REQUIREMENTS:
Copy the material from its start through the line containing "figure-title: HDP_150707 Line", switching each "plot-box" to "plot-frame" and keeping everything else the same.
## start
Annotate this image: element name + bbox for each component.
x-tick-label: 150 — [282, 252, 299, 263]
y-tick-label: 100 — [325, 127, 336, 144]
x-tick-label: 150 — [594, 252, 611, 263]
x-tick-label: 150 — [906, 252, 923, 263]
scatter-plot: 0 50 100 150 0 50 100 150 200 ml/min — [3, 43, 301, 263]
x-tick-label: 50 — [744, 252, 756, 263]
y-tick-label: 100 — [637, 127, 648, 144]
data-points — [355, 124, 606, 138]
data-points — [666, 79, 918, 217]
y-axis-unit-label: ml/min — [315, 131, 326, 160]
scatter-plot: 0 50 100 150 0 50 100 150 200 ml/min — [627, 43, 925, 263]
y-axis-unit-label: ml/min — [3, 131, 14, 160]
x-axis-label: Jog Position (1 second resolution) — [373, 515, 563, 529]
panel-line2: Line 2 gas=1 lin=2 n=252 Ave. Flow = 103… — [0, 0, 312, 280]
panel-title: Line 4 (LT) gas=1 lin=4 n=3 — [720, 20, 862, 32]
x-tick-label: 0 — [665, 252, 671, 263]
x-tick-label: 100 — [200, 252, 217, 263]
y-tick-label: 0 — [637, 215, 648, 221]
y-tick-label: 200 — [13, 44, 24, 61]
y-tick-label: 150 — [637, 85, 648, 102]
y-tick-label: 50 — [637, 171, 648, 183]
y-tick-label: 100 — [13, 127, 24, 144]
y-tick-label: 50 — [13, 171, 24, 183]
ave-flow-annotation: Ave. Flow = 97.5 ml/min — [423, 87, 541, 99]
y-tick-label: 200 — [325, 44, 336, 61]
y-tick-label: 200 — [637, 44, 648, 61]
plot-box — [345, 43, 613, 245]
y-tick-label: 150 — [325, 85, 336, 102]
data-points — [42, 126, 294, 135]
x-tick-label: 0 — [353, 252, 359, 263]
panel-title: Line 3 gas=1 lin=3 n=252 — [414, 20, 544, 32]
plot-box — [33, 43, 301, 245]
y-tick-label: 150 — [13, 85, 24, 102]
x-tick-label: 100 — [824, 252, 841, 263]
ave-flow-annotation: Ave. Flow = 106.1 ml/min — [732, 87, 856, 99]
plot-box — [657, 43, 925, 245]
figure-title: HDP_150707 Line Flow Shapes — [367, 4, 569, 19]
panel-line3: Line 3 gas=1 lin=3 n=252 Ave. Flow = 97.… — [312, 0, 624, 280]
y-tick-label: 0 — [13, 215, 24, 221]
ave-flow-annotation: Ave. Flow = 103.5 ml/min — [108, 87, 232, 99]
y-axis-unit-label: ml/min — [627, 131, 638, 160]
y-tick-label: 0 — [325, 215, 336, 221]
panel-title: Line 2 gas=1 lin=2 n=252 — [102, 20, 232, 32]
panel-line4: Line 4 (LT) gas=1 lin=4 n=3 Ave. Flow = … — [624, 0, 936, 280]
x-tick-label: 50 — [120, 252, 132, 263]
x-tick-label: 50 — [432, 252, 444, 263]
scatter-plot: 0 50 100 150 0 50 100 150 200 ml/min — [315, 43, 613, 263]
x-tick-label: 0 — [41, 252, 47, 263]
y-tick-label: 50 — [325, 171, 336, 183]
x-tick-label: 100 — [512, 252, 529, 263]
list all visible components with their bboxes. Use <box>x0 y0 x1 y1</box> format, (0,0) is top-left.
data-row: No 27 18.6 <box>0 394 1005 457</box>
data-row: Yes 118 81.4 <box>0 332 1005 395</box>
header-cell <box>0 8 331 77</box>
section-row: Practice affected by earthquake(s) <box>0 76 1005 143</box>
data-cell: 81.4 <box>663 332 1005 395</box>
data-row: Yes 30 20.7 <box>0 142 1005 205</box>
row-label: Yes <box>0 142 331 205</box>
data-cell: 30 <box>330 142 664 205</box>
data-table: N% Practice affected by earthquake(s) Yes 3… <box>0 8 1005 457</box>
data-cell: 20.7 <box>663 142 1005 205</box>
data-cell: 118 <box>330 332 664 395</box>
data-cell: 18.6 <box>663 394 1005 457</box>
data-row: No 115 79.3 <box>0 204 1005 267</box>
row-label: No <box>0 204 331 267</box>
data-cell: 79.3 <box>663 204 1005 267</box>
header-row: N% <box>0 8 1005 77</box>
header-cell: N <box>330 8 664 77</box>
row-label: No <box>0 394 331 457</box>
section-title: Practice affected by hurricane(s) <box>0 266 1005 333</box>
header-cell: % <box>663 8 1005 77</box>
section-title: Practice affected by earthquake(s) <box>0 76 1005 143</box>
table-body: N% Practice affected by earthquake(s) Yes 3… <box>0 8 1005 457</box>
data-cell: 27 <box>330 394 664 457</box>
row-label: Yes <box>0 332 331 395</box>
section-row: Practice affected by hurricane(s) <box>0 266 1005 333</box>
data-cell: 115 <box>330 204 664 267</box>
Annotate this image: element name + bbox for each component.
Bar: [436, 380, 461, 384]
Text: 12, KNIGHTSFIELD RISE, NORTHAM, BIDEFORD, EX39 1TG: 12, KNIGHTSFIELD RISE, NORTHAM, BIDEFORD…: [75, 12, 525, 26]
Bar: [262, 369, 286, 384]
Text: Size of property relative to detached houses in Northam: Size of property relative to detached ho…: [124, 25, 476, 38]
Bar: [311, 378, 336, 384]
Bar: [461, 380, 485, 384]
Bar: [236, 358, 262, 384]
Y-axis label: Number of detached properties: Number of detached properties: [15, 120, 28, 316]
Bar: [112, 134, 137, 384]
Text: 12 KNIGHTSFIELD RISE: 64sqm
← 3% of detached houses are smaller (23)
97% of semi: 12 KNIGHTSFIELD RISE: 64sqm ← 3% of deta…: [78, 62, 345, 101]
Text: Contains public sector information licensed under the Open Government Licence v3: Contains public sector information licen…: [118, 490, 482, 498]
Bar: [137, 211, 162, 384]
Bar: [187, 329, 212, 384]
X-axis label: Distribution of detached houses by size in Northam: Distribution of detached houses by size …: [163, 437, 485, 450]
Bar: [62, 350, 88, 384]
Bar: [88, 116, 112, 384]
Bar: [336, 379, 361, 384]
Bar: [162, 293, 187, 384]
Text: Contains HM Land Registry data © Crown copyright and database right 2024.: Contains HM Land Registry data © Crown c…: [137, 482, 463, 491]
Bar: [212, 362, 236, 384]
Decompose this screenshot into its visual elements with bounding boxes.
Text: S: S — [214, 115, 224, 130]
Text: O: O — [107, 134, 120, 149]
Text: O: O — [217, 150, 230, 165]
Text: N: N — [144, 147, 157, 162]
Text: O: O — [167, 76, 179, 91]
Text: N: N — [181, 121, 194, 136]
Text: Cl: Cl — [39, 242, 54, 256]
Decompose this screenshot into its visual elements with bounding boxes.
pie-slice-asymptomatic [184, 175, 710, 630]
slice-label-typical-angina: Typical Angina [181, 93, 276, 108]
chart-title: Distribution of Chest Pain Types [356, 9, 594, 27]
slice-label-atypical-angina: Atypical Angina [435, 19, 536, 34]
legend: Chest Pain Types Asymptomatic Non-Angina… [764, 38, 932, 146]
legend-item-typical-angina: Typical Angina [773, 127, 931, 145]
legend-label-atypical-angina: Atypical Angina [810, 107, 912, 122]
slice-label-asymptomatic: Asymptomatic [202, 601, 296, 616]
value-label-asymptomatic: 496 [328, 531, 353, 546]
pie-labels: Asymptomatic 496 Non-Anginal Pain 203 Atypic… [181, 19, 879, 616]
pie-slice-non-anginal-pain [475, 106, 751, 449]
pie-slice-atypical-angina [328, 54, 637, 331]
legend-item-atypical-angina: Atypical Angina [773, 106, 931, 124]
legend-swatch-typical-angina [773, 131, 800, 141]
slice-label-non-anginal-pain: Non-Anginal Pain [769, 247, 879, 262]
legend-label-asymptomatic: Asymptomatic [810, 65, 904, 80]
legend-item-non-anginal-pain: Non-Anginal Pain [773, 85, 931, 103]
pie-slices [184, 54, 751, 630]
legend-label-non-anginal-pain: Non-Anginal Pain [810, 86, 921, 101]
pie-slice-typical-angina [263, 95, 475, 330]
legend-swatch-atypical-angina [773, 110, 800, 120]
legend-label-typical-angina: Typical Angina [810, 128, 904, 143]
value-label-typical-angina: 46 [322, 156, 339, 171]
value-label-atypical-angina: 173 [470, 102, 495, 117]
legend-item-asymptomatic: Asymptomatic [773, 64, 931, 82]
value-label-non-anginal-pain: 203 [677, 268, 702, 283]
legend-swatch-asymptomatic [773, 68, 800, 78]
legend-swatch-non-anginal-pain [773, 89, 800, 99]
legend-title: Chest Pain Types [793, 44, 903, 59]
## end
OUTPUT OF THE TASK:
Annotate this image: element name + bbox for each component.
x-tick-label: 150 — [282, 252, 299, 263]
y-tick-label: 100 — [325, 127, 336, 144]
x-tick-label: 150 — [594, 252, 611, 263]
x-tick-label: 150 — [906, 252, 923, 263]
scatter-plot: 0 50 100 150 0 50 100 150 200 ml/min — [3, 43, 301, 263]
x-tick-label: 50 — [744, 252, 756, 263]
y-tick-label: 100 — [637, 127, 648, 144]
data-points — [355, 124, 606, 138]
data-points — [666, 79, 918, 217]
y-axis-unit-label: ml/min — [315, 131, 326, 160]
scatter-plot: 0 50 100 150 0 50 100 150 200 ml/min — [627, 43, 925, 263]
y-axis-unit-label: ml/min — [3, 131, 14, 160]
x-axis-label: Jog Position (1 second resolution) — [373, 515, 563, 529]
panel-line2: Line 2 gas=1 lin=2 n=252 Ave. Flow = 103… — [0, 0, 312, 280]
panel-title: Line 4 (LT) gas=1 lin=4 n=3 — [720, 20, 862, 32]
x-tick-label: 0 — [665, 252, 671, 263]
x-tick-label: 100 — [200, 252, 217, 263]
y-tick-label: 0 — [637, 215, 648, 221]
y-tick-label: 200 — [13, 44, 24, 61]
y-tick-label: 150 — [637, 85, 648, 102]
y-tick-label: 50 — [637, 171, 648, 183]
y-tick-label: 100 — [13, 127, 24, 144]
y-tick-label: 50 — [13, 171, 24, 183]
ave-flow-annotation: Ave. Flow = 97.5 ml/min — [423, 87, 541, 99]
y-tick-label: 200 — [325, 44, 336, 61]
y-tick-label: 200 — [637, 44, 648, 61]
plot-frame — [345, 43, 613, 245]
y-tick-label: 150 — [325, 85, 336, 102]
data-points — [42, 126, 294, 135]
x-tick-label: 0 — [353, 252, 359, 263]
panel-title: Line 3 gas=1 lin=3 n=252 — [414, 20, 544, 32]
plot-frame — [33, 43, 301, 245]
y-tick-label: 150 — [13, 85, 24, 102]
x-tick-label: 100 — [824, 252, 841, 263]
ave-flow-annotation: Ave. Flow = 106.1 ml/min — [732, 87, 856, 99]
plot-frame — [657, 43, 925, 245]
figure-title: HDP_150707 Line Flow Shapes — [367, 4, 569, 19]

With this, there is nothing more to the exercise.